** Given instruction **
Copy out, from the entries below, each line holding the string "产品的交货单位".

** Source records **
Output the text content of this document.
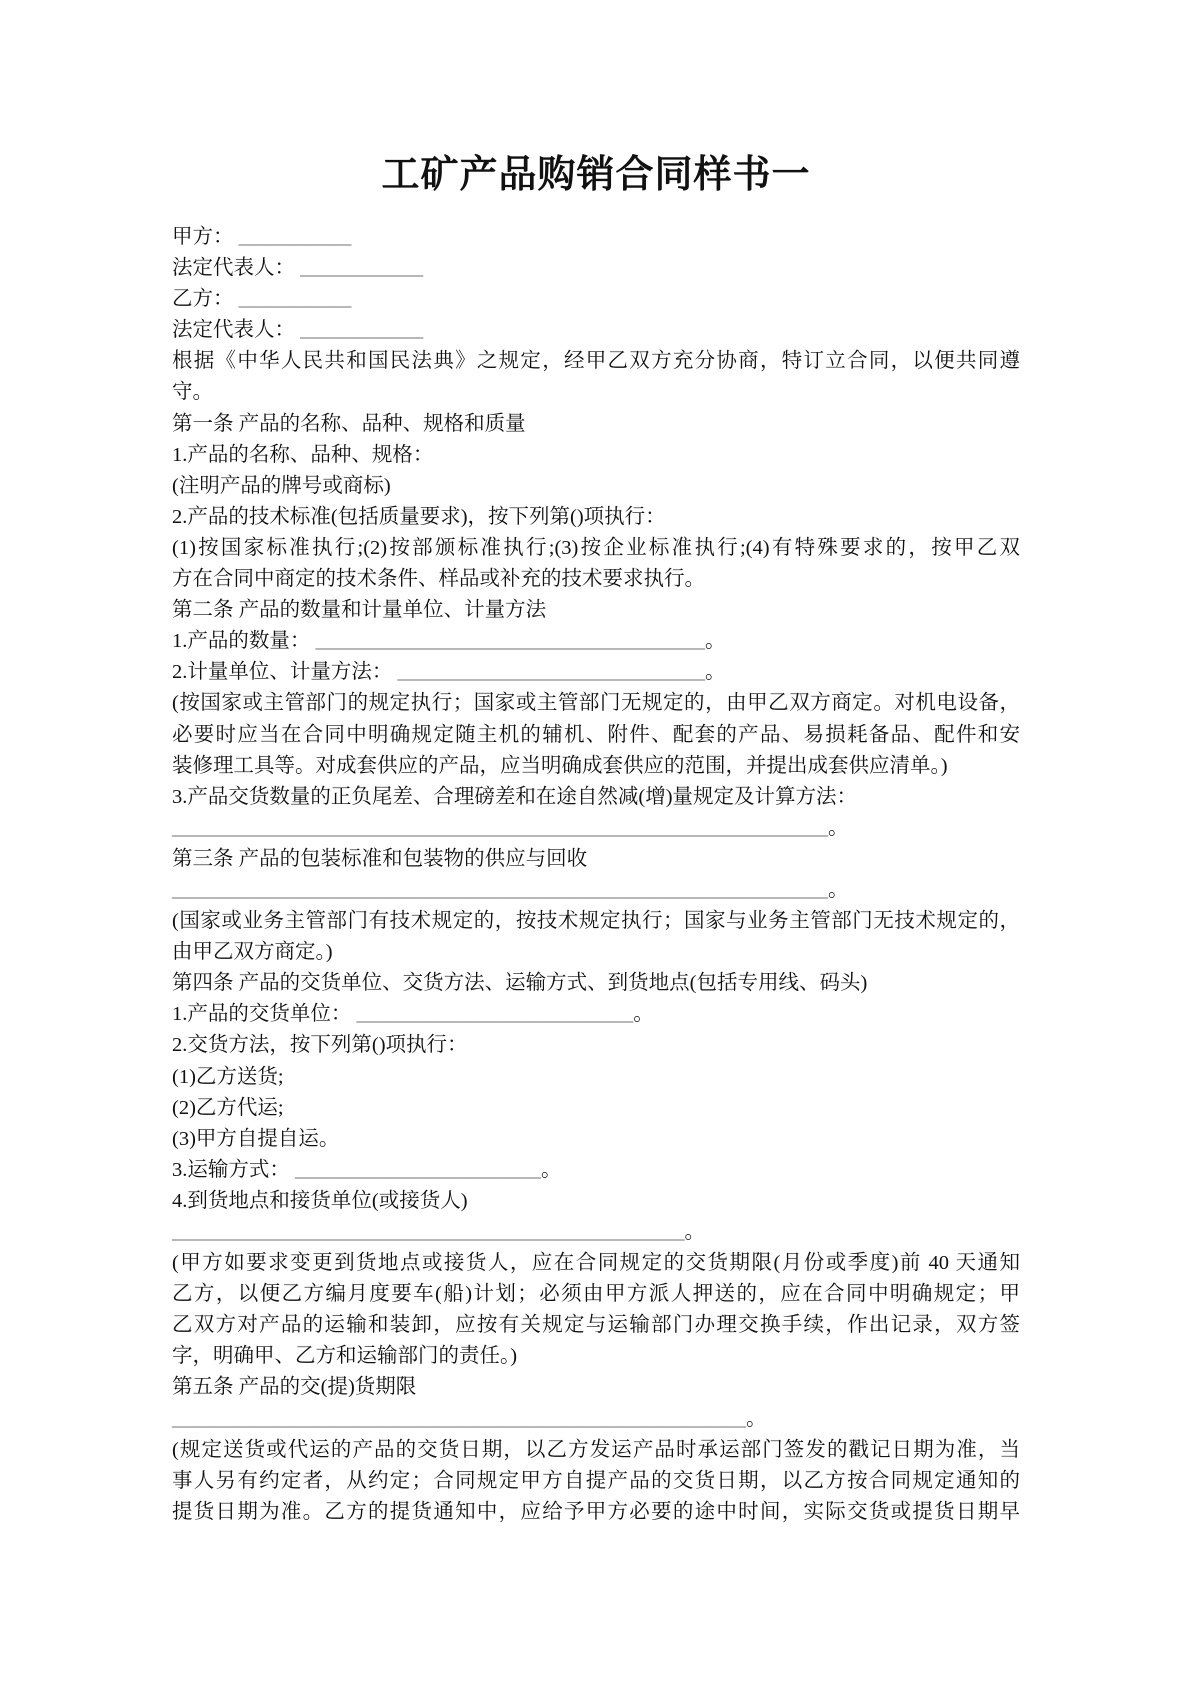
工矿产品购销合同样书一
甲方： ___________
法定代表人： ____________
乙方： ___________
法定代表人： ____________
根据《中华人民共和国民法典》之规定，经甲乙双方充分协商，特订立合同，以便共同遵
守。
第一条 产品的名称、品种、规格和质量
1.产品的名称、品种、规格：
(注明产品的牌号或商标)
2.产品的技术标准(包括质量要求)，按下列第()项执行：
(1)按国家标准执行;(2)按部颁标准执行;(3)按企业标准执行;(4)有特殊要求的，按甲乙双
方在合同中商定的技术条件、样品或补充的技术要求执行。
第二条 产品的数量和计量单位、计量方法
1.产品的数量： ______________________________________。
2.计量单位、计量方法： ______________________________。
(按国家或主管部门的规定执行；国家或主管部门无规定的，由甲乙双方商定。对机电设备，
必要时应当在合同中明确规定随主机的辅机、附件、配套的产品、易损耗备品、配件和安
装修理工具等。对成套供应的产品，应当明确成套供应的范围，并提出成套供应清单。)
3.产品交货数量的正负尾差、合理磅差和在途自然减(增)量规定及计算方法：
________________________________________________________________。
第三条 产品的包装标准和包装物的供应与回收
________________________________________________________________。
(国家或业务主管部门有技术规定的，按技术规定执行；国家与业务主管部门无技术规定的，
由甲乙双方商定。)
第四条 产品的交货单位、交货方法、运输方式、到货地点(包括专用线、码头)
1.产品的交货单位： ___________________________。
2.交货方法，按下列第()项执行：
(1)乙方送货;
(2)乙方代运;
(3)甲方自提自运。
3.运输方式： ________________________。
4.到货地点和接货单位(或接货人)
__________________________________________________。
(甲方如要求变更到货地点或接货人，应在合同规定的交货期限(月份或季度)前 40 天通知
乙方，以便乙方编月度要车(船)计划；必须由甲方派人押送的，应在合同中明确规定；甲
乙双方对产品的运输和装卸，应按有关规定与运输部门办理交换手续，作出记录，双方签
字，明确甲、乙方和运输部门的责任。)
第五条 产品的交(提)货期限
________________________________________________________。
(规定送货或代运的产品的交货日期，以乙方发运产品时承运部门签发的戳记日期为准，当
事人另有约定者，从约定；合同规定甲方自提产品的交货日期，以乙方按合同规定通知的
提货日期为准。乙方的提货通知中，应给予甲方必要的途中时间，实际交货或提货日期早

** Written reply **
第四条 产品的交货单位、交货方法、运输方式、到货地点(包括专用线、码头)
1.产品的交货单位： ___________________________。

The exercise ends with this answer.